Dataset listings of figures
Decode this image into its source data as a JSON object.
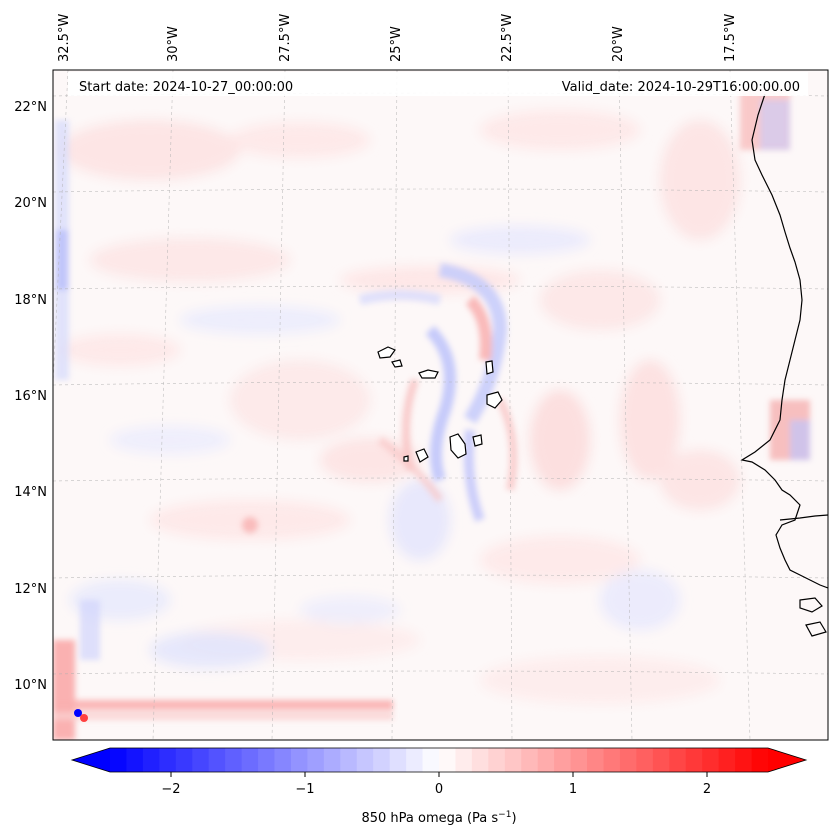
{
  "header": {
    "start_date": "Start date: 2024-10-27_00:00:00",
    "valid_date": "Valid_date: 2024-10-29T16:00:00.00"
  },
  "map": {
    "region": "Eastern tropical Atlantic / Cabo Verde",
    "lon_labels": [
      "32.5°W",
      "30°W",
      "27.5°W",
      "25°W",
      "22.5°W",
      "20°W",
      "17.5°W"
    ],
    "lat_labels": [
      "22°N",
      "20°N",
      "18°N",
      "16°N",
      "14°N",
      "12°N",
      "10°N"
    ],
    "field": "850 hPa omega"
  },
  "colorbar": {
    "label": "850 hPa omega (Pa s",
    "label_sup": "−1",
    "label_close": ")",
    "ticks": [
      "−2",
      "−1",
      "0",
      "1",
      "2"
    ],
    "range": [
      -2.7,
      2.7
    ],
    "colormap": "bwr",
    "color_min": "#0000ff",
    "color_mid": "#ffffff",
    "color_max": "#ff0000",
    "extend": "both"
  }
}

▶ [What the task asks]: Copy each line of the listing in which the word "omega" can be found.

▶ [Correct response]:
    "field": "850 hPa omega"
    "label": "850 hPa omega (Pa s",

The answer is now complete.